┌──

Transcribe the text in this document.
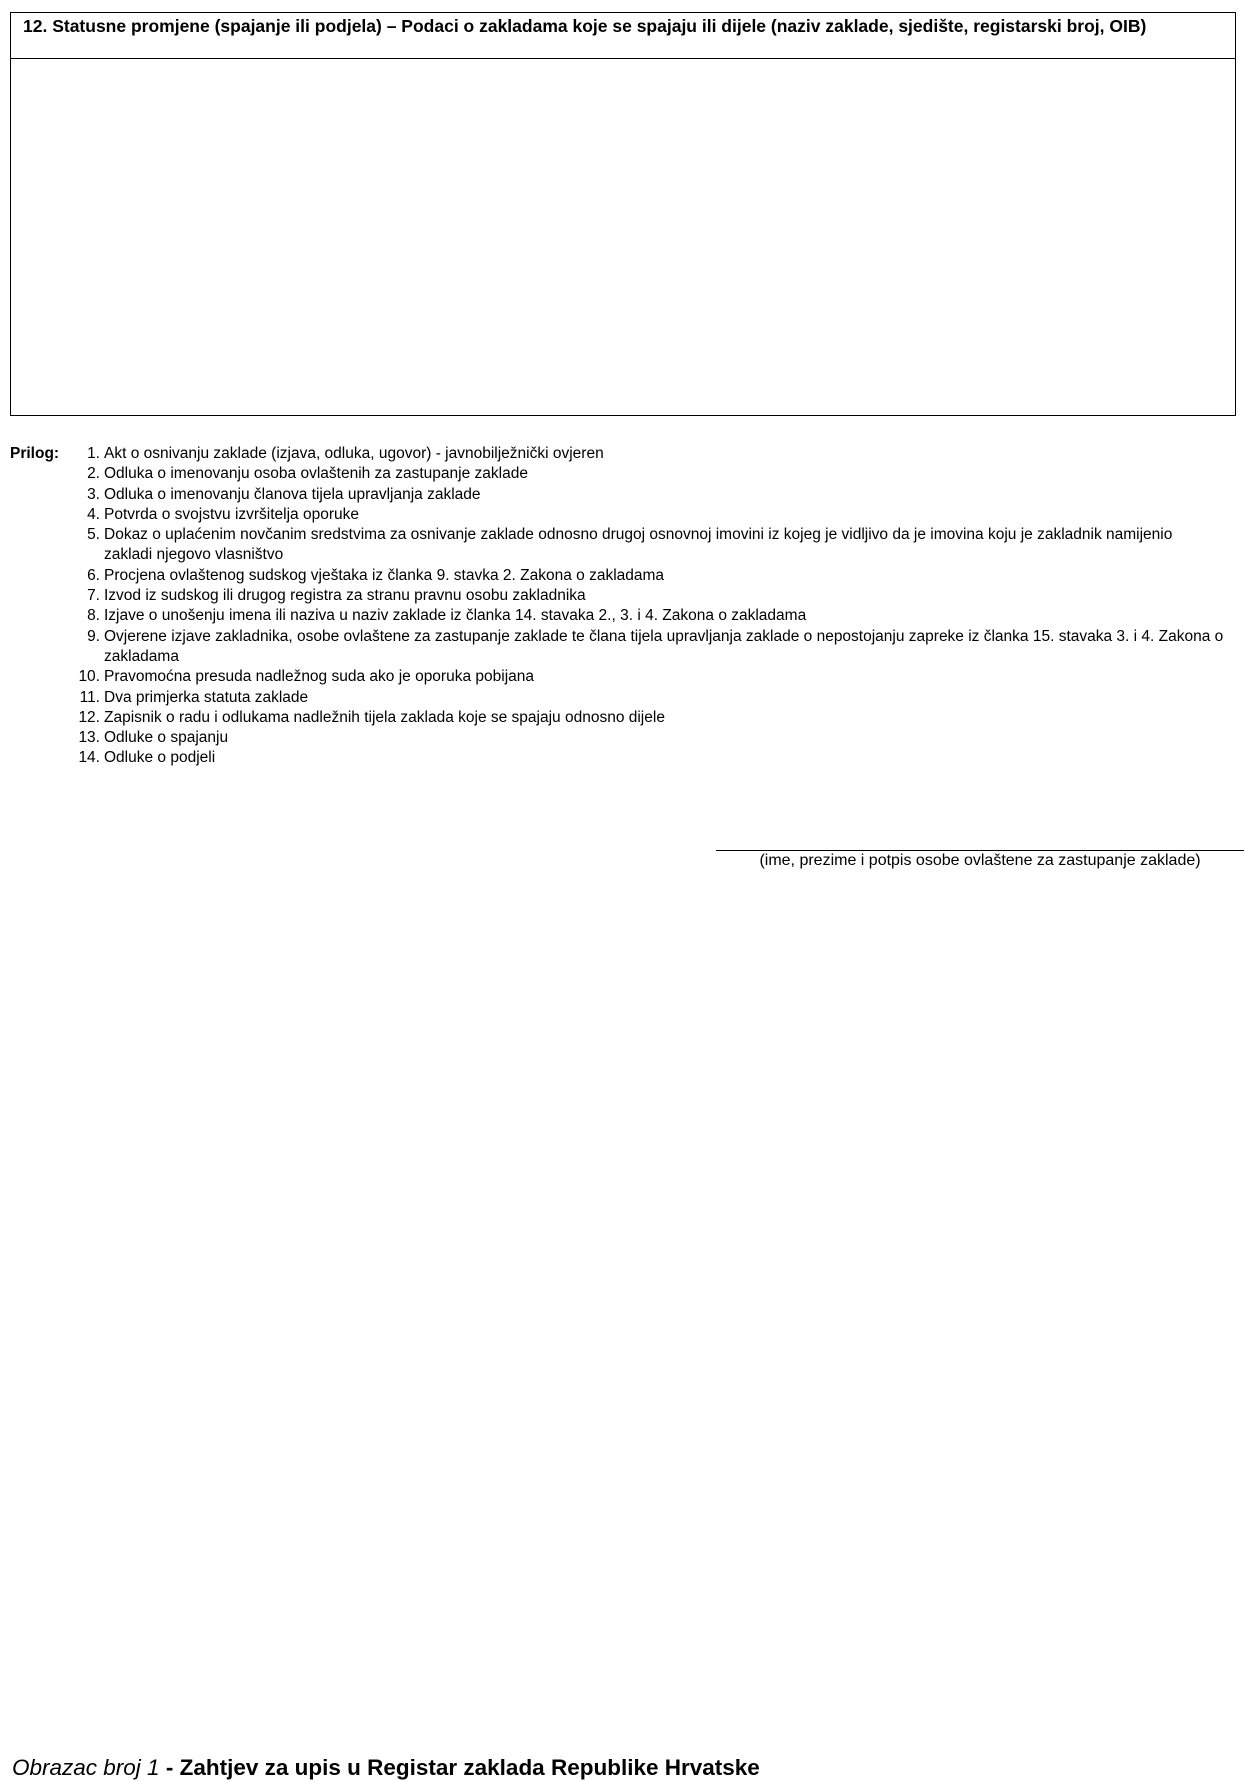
12. Statusne promjene (spajanje ili podjela) – Podaci o zakladama koje se spajaju ili dijele (naziv zaklade, sjedište, registarski broj, OIB)
Prilog:	1. Akt o osnivanju zaklade (izjava, odluka, ugovor) - javnobilježnički ovjeren
2. Odluka o imenovanju osoba ovlaštenih za zastupanje zaklade
3. Odluka o imenovanju članova tijela upravljanja zaklade
4. Potvrda o svojstvu izvršitelja oporuke
5. Dokaz o uplaćenim novčanim sredstvima za osnivanje zaklade odnosno drugoj osnovnoj imovini iz kojeg je vidljivo da je imovina koju je zakladnik namijenio zakladi njegovo vlasništvo
6. Procjena ovlaštenog sudskog vještaka iz članka 9. stavka 2. Zakona o zakladama
7. Izvod iz sudskog ili drugog registra za stranu pravnu osobu zakladnika
8. Izjave o unošenju imena ili naziva u naziv zaklade iz članka 14. stavaka 2., 3. i 4. Zakona o zakladama
9. Ovjerene izjave zakladnika, osobe ovlaštene za zastupanje zaklade te člana tijela upravljanja zaklade o nepostojanju zapreke iz članka 15. stavaka 3. i 4. Zakona o zakladama
10. Pravomoćna presuda nadležnog suda ako je oporuka pobijana
11. Dva primjerka statuta zaklade
12. Zapisnik o radu i odlukama nadležnih tijela zaklada koje se spajaju odnosno dijele
13. Odluke o spajanju
14. Odluke o podjeli
(ime, prezime i potpis osobe ovlaštene za zastupanje zaklade)
Obrazac broj 1 - Zahtjev za upis u Registar zaklada Republike Hrvatske
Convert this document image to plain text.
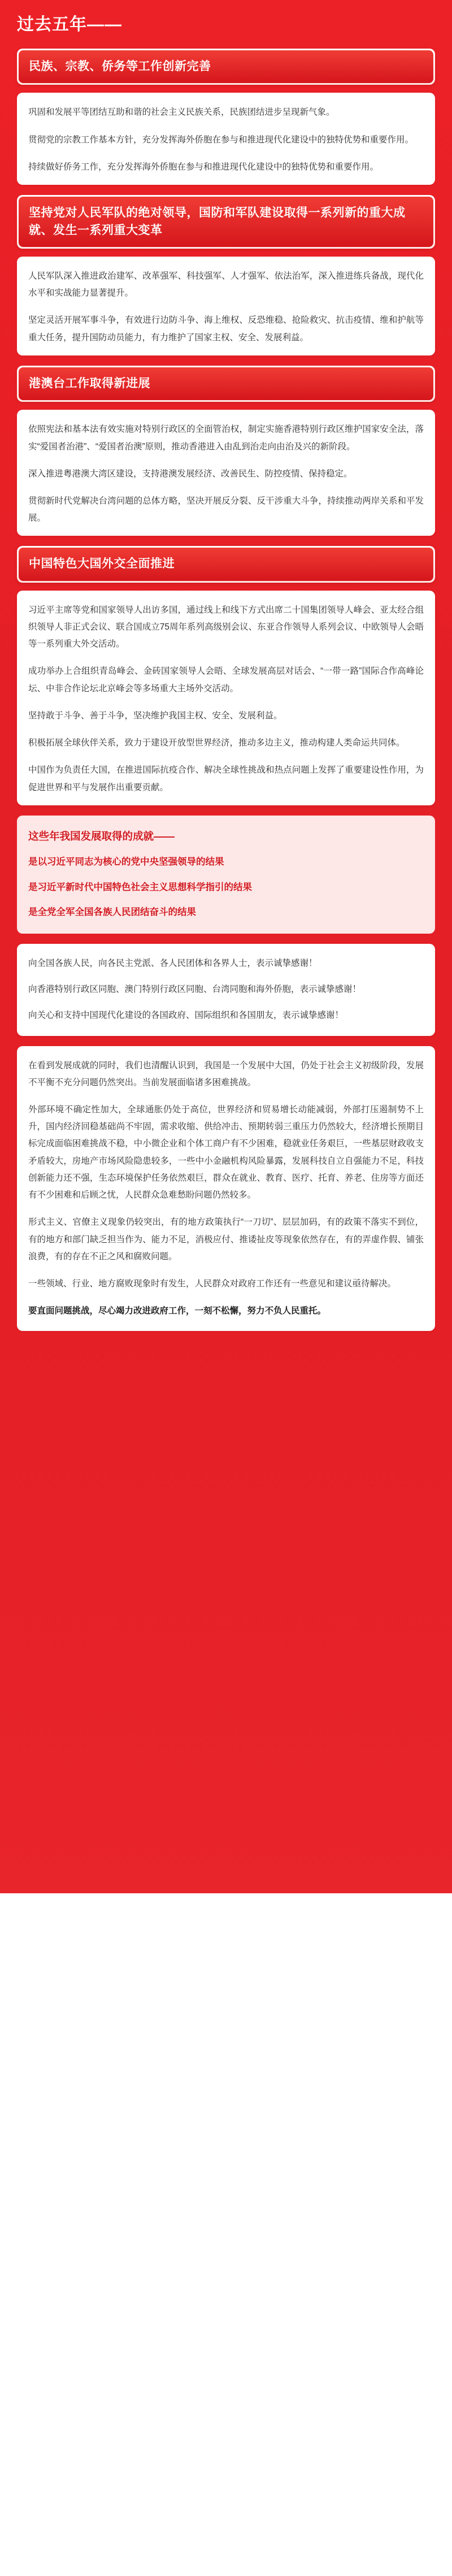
过去五年——
民族、宗教、侨务等工作创新完善

巩固和发展平等团结互助和谐的社会主义民族关系，民族团结进步呈现新气象。

贯彻党的宗教工作基本方针，充分发挥海外侨胞在参与和推进现代化建设中的独特优势和重要作用。

持续做好侨务工作，充分发挥海外侨胞在参与和推进现代化建设中的独特优势和重要作用。

坚持党对人民军队的绝对领导，国防和军队建设取得一系列新的重大成就、发生一系列重大变革

人民军队深入推进政治建军、改革强军、科技强军、人才强军、依法治军，深入推进练兵备战，现代化水平和实战能力显著提升。

坚定灵活开展军事斗争，有效进行边防斗争、海上维权、反恐维稳、抢险救灾、抗击疫情、维和护航等重大任务，提升国防动员能力，有力维护了国家主权、安全、发展利益。

港澳台工作取得新进展

依照宪法和基本法有效实施对特别行政区的全面管治权，制定实施香港特别行政区维护国家安全法，落实“爱国者治港”、“爱国者治澳”原则，推动香港进入由乱到治走向由治及兴的新阶段。

深入推进粤港澳大湾区建设，支持港澳发展经济、改善民生、防控疫情、保持稳定。

贯彻新时代党解决台湾问题的总体方略，坚决开展反分裂、反干涉重大斗争，持续推动两岸关系和平发展。

中国特色大国外交全面推进

习近平主席等党和国家领导人出访多国，通过线上和线下方式出席二十国集团领导人峰会、亚太经合组织领导人非正式会议、联合国成立75周年系列高级别会议、东亚合作领导人系列会议、中欧领导人会晤等一系列重大外交活动。

成功举办上合组织青岛峰会、金砖国家领导人会晤、全球发展高层对话会、“一带一路”国际合作高峰论坛、中非合作论坛北京峰会等多场重大主场外交活动。

坚持敢于斗争、善于斗争，坚决维护我国主权、安全、发展利益。

积极拓展全球伙伴关系，致力于建设开放型世界经济，推动多边主义，推动构建人类命运共同体。

中国作为负责任大国，在推进国际抗疫合作、解决全球性挑战和热点问题上发挥了重要建设性作用，为促进世界和平与发展作出重要贡献。

这些年我国发展取得的成就——
是以习近平同志为核心的党中央坚强领导的结果
是习近平新时代中国特色社会主义思想科学指引的结果
是全党全军全国各族人民团结奋斗的结果
向全国各族人民，向各民主党派、各人民团体和各界人士，表示诚挚感谢！
向香港特别行政区同胞、澳门特别行政区同胞、台湾同胞和海外侨胞，表示诚挚感谢！
向关心和支持中国现代化建设的各国政府、国际组织和各国朋友，表示诚挚感谢！

在看到发展成就的同时，我们也清醒认识到，我国是一个发展中大国，仍处于社会主义初级阶段，发展不平衡不充分问题仍然突出。当前发展面临诸多困难挑战。

外部环境不确定性加大，全球通胀仍处于高位，世界经济和贸易增长动能减弱，外部打压遏制势不上升，国内经济回稳基础尚不牢固，需求收缩、供给冲击、预期转弱三重压力仍然较大，经济增长预期目标完成面临困难挑战不稳，中小微企业和个体工商户有不少困难，稳就业任务艰巨，一些基层财政收支矛盾较大，房地产市场风险隐患较多，一些中小金融机构风险暴露，发展科技自立自强能力不足，科技创新能力还不强，生态环境保护任务依然艰巨，群众在就业、教育、医疗、托育、养老、住房等方面还有不少困难和后顾之忧，人民群众急难愁盼问题仍然较多。

形式主义、官僚主义现象仍较突出，有的地方政策执行“一刀切”、层层加码，有的政策不落实不到位，有的地方和部门缺乏担当作为、能力不足，消极应付、推诿扯皮等现象依然存在，有的弄虚作假、铺张浪费，有的存在不正之风和腐败问题。

一些领域、行业、地方腐败现象时有发生，人民群众对政府工作还有一些意见和建议亟待解决。

要直面问题挑战，尽心竭力改进政府工作，一刻不松懈，努力不负人民重托。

└──

Copy everything in the records above except the pictures, exactly as written.

Transcribe the text in this document.
12. Statusne promjene (spajanje ili podjela) – Podaci o zakladama koje se spajaju ili dijele (naziv zaklade, sjedište, registarski broj, OIB)
Prilog:	1. Akt o osnivanju zaklade (izjava, odluka, ugovor) - javnobilježnički ovjeren
2. Odluka o imenovanju osoba ovlaštenih za zastupanje zaklade
3. Odluka o imenovanju članova tijela upravljanja zaklade
4. Potvrda o svojstvu izvršitelja oporuke
5. Dokaz o uplaćenim novčanim sredstvima za osnivanje zaklade odnosno drugoj osnovnoj imovini iz kojeg je vidljivo da je imovina koju je zakladnik namijenio zakladi njegovo vlasništvo
6. Procjena ovlaštenog sudskog vještaka iz članka 9. stavka 2. Zakona o zakladama
7. Izvod iz sudskog ili drugog registra za stranu pravnu osobu zakladnika
8. Izjave o unošenju imena ili naziva u naziv zaklade iz članka 14. stavaka 2., 3. i 4. Zakona o zakladama
9. Ovjerene izjave zakladnika, osobe ovlaštene za zastupanje zaklade te člana tijela upravljanja zaklade o nepostojanju zapreke iz članka 15. stavaka 3. i 4. Zakona o zakladama
10. Pravomoćna presuda nadležnog suda ako je oporuka pobijana
11. Dva primjerka statuta zaklade
12. Zapisnik o radu i odlukama nadležnih tijela zaklada koje se spajaju odnosno dijele
13. Odluke o spajanju
14. Odluke o podjeli
(ime, prezime i potpis osobe ovlaštene za zastupanje zaklade)
Obrazac broj 1 - Zahtjev za upis u Registar zaklada Republike Hrvatske
Convert this document image to plain text.
过去五年——
民族、宗教、侨务等工作创新完善

巩固和发展平等团结互助和谐的社会主义民族关系，民族团结进步呈现新气象。

贯彻党的宗教工作基本方针，充分发挥海外侨胞在参与和推进现代化建设中的独特优势和重要作用。

持续做好侨务工作，充分发挥海外侨胞在参与和推进现代化建设中的独特优势和重要作用。

坚持党对人民军队的绝对领导，国防和军队建设取得一系列新的重大成就、发生一系列重大变革

人民军队深入推进政治建军、改革强军、科技强军、人才强军、依法治军，深入推进练兵备战，现代化水平和实战能力显著提升。

坚定灵活开展军事斗争，有效进行边防斗争、海上维权、反恐维稳、抢险救灾、抗击疫情、维和护航等重大任务，提升国防动员能力，有力维护了国家主权、安全、发展利益。

港澳台工作取得新进展

依照宪法和基本法有效实施对特别行政区的全面管治权，制定实施香港特别行政区维护国家安全法，落实“爱国者治港”、“爱国者治澳”原则，推动香港进入由乱到治走向由治及兴的新阶段。

深入推进粤港澳大湾区建设，支持港澳发展经济、改善民生、防控疫情、保持稳定。

贯彻新时代党解决台湾问题的总体方略，坚决开展反分裂、反干涉重大斗争，持续推动两岸关系和平发展。

中国特色大国外交全面推进

习近平主席等党和国家领导人出访多国，通过线上和线下方式出席二十国集团领导人峰会、亚太经合组织领导人非正式会议、联合国成立75周年系列高级别会议、东亚合作领导人系列会议、中欧领导人会晤等一系列重大外交活动。

成功举办上合组织青岛峰会、金砖国家领导人会晤、全球发展高层对话会、“一带一路”国际合作高峰论坛、中非合作论坛北京峰会等多场重大主场外交活动。

坚持敢于斗争、善于斗争，坚决维护我国主权、安全、发展利益。

积极拓展全球伙伴关系，致力于建设开放型世界经济，推动多边主义，推动构建人类命运共同体。

中国作为负责任大国，在推进国际抗疫合作、解决全球性挑战和热点问题上发挥了重要建设性作用，为促进世界和平与发展作出重要贡献。

这些年我国发展取得的成就——
是以习近平同志为核心的党中央坚强领导的结果
是习近平新时代中国特色社会主义思想科学指引的结果
是全党全军全国各族人民团结奋斗的结果
向全国各族人民，向各民主党派、各人民团体和各界人士，表示诚挚感谢！
向香港特别行政区同胞、澳门特别行政区同胞、台湾同胞和海外侨胞，表示诚挚感谢！
向关心和支持中国现代化建设的各国政府、国际组织和各国朋友，表示诚挚感谢！

在看到发展成就的同时，我们也清醒认识到，我国是一个发展中大国，仍处于社会主义初级阶段，发展不平衡不充分问题仍然突出。当前发展面临诸多困难挑战。

外部环境不确定性加大，全球通胀仍处于高位，世界经济和贸易增长动能减弱，外部打压遏制势不上升，国内经济回稳基础尚不牢固，需求收缩、供给冲击、预期转弱三重压力仍然较大，经济增长预期目标完成面临困难挑战不稳，中小微企业和个体工商户有不少困难，稳就业任务艰巨，一些基层财政收支矛盾较大，房地产市场风险隐患较多，一些中小金融机构风险暴露，发展科技自立自强能力不足，科技创新能力还不强，生态环境保护任务依然艰巨，群众在就业、教育、医疗、托育、养老、住房等方面还有不少困难和后顾之忧，人民群众急难愁盼问题仍然较多。

形式主义、官僚主义现象仍较突出，有的地方政策执行“一刀切”、层层加码，有的政策不落实不到位，有的地方和部门缺乏担当作为、能力不足，消极应付、推诿扯皮等现象依然存在，有的弄虚作假、铺张浪费，有的存在不正之风和腐败问题。

一些领域、行业、地方腐败现象时有发生，人民群众对政府工作还有一些意见和建议亟待解决。

要直面问题挑战，尽心竭力改进政府工作，一刻不松懈，努力不负人民重托。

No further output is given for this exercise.